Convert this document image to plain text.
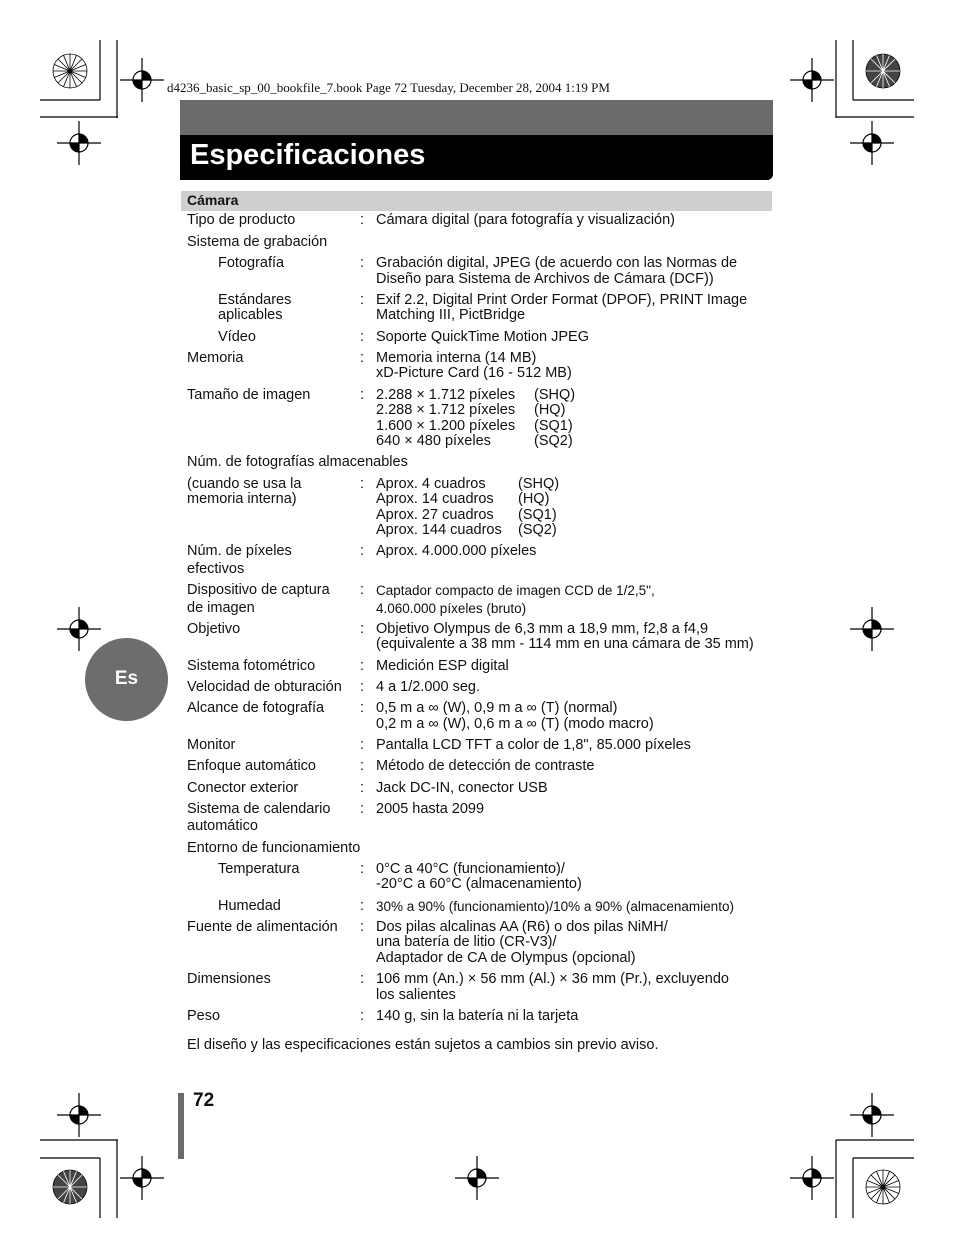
d4236_basic_sp_00_bookfile_7.book Page 72 Tuesday, December 28, 2004 1:19 PM
Especificaciones
Cámara
Tipo de producto	: Cámara digital (para fotografía y visualización)
Sistema de grabación
Fotografía	: Grabación digital, JPEG (de acuerdo con las Normas de
Diseño para Sistema de Archivos de Cámara (DCF))
Estándares
aplicables
: Exif 2.2, Digital Print Order Format (DPOF), PRINT Image
Matching III, PictBridge
Vídeo	: Soporte QuickTime Motion JPEG
Memoria	: Memoria interna (14 MB)
xD-Picture Card (16 - 512 MB)
Tamaño de imagen	: 2.288 × 1.712 píxeles (SHQ)
2.288 × 1.712 píxeles (HQ)
1.600 × 1.200 píxeles (SQ1)
640 × 480 píxeles	(SQ2)
Núm. de fotografías almacenables
(cuando se usa la
memoria interna)
: Aprox. 4 cuadros (SHQ)
Aprox. 14 cuadros (HQ)
Aprox. 27 cuadros (SQ1)
Aprox. 144 cuadros (SQ2)
Núm. de píxeles
efectivos
: Aprox. 4.000.000 píxeles
Dispositivo de captura
de imagen
: Captador compacto de imagen CCD de 1/2,5",
4.060.000 píxeles (bruto)
Objetivo	: Objetivo Olympus de 6,3 mm a 18,9 mm, f2,8 a f4,9
(equivalente a 38 mm - 114 mm en una cámara de 35 mm)
Sistema fotométrico	: Medición ESP digital
Velocidad de obturación : 4 a 1/2.000 seg.
Alcance de fotografía : 0,5 m a ∞ (W), 0,9 m a ∞ (T) (normal)
0,2 m a ∞ (W), 0,6 m a ∞ (T) (modo macro)
Monitor	: Pantalla LCD TFT a color de 1,8", 85.000 píxeles
Enfoque automático	: Método de detección de contraste
Conector exterior	: Jack DC-IN, conector USB
Sistema de calendario
automático
: 2005 hasta 2099
Entorno de funcionamiento
Temperatura	: 0°C a 40°C (funcionamiento)/
-20°C a 60°C (almacenamiento)
Humedad	: 30% a 90% (funcionamiento)/10% a 90% (almacenamiento)
Fuente de alimentación : Dos pilas alcalinas AA (R6) o dos pilas NiMH/
una batería de litio (CR-V3)/
Adaptador de CA de Olympus (opcional)
Dimensiones	: 106 mm (An.) × 56 mm (Al.) × 36 mm (Pr.), excluyendo
los salientes
Peso	: 140 g, sin la batería ni la tarjeta
El diseño y las especificaciones están sujetos a cambios sin previo aviso.
Es
72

## Task to complete
Find the word "batería" and list each line it appears in.

## Result for this task
una batería de litio (CR-V3)/
Peso	: 140 g, sin la batería ni la tarjeta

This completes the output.